(Recorded data)
______
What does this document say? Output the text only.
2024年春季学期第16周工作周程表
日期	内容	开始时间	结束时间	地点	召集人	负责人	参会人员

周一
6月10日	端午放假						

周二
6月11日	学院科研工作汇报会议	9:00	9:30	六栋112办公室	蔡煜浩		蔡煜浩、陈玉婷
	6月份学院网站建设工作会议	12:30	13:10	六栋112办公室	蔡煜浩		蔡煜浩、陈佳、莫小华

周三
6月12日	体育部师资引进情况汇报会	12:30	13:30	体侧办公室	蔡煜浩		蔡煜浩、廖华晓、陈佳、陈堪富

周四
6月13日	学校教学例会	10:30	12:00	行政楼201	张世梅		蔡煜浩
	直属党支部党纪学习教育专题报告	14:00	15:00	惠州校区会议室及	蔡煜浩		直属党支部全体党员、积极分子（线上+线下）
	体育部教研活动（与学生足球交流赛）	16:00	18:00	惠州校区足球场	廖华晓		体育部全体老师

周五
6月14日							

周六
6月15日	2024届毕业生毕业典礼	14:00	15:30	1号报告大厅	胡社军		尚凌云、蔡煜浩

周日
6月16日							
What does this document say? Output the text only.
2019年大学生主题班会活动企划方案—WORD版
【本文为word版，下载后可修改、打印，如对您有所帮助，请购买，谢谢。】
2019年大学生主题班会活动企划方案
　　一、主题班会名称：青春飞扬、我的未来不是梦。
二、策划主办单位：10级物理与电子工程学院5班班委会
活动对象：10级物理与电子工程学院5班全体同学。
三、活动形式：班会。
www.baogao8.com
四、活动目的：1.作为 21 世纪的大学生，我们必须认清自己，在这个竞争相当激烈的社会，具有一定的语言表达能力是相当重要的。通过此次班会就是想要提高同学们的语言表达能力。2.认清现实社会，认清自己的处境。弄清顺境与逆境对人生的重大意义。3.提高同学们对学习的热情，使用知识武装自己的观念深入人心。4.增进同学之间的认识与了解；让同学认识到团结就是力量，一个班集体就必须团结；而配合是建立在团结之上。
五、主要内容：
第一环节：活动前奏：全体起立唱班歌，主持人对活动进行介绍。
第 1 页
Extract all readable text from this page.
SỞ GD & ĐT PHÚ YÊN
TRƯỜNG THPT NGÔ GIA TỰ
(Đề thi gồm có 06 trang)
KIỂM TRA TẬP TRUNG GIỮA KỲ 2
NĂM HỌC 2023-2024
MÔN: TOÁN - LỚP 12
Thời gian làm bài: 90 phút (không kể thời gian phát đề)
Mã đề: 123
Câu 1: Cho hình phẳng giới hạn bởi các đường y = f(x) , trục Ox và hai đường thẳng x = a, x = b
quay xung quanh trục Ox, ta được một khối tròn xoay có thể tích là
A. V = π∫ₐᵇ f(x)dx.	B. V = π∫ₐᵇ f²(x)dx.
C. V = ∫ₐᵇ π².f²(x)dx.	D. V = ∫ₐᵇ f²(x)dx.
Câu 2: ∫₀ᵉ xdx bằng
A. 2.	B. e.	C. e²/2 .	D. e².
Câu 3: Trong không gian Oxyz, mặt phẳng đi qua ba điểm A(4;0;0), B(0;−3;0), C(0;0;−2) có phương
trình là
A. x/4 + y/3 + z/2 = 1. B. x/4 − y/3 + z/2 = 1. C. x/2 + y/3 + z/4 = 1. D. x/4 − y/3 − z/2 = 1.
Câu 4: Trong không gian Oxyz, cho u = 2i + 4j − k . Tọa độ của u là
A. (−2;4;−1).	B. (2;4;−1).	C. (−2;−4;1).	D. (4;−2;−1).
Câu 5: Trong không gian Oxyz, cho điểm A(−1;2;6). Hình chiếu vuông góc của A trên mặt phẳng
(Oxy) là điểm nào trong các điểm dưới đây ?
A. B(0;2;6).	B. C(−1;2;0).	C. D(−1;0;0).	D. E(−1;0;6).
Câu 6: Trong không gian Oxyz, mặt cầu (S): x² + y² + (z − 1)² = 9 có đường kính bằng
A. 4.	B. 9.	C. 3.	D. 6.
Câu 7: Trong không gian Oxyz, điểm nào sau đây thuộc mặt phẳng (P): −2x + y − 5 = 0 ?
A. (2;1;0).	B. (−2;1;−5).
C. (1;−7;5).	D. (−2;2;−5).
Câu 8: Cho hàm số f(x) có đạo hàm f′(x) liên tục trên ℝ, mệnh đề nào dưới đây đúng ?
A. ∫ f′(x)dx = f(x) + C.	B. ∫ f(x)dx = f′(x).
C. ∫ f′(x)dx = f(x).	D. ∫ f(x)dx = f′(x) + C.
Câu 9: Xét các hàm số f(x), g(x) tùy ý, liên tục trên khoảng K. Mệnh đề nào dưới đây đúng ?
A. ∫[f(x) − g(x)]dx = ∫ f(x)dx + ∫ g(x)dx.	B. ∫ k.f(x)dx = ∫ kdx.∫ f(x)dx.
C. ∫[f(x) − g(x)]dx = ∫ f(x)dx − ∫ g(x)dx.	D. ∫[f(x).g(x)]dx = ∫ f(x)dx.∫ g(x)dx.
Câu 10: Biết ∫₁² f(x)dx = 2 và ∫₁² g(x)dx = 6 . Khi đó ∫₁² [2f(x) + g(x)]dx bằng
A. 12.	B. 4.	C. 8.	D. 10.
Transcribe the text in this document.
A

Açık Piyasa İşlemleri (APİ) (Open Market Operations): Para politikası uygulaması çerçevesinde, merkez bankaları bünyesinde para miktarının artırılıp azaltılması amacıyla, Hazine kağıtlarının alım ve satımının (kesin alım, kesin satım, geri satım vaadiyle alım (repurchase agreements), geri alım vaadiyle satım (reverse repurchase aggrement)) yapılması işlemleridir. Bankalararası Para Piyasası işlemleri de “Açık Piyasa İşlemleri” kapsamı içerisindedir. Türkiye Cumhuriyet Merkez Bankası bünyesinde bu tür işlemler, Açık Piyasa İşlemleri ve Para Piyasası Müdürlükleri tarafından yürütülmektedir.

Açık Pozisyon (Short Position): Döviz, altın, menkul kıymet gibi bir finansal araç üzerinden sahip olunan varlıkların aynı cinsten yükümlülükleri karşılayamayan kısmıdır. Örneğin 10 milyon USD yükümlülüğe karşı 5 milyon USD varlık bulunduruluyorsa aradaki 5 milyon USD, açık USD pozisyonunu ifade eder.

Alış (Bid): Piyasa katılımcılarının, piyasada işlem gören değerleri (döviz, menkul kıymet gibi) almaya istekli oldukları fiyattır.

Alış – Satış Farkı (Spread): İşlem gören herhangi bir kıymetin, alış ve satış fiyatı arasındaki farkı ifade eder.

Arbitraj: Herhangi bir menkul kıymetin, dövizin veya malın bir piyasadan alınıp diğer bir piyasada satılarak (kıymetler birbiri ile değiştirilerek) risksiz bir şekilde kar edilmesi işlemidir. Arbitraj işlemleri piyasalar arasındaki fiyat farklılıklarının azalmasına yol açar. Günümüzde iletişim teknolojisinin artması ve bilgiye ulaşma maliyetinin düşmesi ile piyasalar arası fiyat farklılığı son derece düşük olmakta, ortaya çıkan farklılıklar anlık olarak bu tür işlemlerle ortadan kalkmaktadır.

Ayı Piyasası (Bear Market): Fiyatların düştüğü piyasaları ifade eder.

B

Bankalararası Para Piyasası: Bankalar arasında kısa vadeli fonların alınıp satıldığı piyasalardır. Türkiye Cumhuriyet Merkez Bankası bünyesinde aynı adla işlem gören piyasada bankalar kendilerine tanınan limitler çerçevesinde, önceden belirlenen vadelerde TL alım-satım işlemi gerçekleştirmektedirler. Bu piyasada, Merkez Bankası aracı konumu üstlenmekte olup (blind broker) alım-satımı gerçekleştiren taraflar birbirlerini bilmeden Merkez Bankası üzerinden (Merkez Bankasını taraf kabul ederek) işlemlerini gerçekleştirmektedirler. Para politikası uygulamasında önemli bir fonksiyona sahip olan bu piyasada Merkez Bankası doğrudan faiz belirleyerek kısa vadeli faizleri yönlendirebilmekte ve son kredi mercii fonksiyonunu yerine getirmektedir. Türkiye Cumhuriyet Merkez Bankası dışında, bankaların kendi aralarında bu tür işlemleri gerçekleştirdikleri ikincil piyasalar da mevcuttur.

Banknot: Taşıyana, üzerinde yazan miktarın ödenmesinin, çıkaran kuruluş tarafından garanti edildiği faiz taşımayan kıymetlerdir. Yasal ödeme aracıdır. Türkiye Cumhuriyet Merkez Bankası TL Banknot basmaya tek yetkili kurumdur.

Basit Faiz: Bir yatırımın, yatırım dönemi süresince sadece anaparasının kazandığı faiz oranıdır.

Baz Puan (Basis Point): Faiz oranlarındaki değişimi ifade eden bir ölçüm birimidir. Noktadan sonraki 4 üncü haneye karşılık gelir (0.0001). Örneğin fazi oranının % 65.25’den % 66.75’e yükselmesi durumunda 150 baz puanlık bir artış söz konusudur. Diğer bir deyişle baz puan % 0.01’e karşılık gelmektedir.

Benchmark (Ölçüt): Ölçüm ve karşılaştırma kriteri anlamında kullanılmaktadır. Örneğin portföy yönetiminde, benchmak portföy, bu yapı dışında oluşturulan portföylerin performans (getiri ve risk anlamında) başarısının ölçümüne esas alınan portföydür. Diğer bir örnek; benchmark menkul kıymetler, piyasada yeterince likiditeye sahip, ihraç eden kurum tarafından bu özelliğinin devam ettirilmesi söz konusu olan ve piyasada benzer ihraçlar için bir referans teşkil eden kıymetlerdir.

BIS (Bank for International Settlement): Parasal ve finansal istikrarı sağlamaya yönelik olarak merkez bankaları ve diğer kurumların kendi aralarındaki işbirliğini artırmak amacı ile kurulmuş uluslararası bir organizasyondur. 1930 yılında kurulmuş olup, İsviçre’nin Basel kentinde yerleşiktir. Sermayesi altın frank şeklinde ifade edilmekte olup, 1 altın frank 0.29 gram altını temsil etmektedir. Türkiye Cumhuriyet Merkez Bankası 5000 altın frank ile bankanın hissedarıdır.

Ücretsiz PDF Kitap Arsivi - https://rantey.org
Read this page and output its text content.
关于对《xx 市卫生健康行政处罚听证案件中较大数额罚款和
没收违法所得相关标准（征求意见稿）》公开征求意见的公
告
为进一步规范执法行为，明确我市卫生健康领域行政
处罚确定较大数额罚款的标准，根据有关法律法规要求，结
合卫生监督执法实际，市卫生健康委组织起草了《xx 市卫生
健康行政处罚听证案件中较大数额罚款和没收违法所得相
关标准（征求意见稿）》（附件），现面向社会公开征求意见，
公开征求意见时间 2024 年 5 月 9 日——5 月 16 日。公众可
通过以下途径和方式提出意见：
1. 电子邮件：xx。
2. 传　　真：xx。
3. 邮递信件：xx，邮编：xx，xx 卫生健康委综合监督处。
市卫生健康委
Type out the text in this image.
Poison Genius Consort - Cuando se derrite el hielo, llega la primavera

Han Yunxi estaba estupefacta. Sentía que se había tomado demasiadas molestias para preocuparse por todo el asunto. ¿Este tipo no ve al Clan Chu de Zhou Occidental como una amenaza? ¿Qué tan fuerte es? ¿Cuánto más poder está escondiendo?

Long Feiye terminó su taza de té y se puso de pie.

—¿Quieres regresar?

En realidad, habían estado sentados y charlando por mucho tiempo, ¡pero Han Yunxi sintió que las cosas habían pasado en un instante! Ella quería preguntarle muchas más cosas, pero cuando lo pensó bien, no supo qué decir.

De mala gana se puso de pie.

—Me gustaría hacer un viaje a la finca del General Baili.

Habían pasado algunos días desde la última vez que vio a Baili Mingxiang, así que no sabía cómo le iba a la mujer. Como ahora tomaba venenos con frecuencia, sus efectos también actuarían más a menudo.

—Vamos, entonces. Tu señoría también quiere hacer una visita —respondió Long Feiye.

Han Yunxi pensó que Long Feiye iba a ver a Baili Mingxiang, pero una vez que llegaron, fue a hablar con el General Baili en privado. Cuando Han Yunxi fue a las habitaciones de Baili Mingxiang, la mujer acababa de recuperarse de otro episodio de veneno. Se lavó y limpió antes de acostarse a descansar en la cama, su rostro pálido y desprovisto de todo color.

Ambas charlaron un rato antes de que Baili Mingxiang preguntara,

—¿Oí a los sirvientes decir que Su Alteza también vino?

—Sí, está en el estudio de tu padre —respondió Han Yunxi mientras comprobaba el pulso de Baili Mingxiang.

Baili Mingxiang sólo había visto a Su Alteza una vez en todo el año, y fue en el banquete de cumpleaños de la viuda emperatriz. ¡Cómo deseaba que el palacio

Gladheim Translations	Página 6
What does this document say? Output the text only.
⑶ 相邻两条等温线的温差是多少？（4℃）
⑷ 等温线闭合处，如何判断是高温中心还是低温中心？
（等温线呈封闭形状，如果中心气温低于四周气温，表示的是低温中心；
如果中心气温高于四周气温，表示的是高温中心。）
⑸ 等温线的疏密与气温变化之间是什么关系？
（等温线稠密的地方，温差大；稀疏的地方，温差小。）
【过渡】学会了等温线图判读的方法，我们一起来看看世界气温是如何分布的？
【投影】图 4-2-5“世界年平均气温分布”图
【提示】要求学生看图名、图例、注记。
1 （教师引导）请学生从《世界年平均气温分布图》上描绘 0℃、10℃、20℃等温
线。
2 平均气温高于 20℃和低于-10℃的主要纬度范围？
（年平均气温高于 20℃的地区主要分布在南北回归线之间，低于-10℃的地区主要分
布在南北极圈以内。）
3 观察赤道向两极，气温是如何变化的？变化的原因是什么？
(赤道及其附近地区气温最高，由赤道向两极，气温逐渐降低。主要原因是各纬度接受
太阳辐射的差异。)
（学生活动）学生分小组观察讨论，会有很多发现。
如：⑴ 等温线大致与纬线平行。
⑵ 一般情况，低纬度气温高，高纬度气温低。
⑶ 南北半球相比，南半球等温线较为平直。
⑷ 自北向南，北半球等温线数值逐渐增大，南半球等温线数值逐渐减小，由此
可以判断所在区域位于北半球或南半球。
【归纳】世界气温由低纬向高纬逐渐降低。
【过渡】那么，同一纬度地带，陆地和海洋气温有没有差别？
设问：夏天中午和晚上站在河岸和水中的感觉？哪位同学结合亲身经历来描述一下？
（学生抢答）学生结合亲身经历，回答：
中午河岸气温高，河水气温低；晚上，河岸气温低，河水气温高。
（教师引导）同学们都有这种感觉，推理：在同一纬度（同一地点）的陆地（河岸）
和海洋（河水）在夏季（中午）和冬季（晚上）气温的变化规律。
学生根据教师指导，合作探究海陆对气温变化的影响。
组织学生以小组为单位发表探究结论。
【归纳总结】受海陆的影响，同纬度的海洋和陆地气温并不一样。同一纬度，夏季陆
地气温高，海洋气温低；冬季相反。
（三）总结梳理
______
Description of the task ▸ Show the lines where the word "respondió" appears in the entries.

Solution ▸
—Vamos, entonces. Tu señoría también quiere hacer una visita —respondió Long Feiye.
—Sí, está en el estudio de tu padre —respondió Han Yunxi mientras comprobaba el pulso de Baili Mingxiang.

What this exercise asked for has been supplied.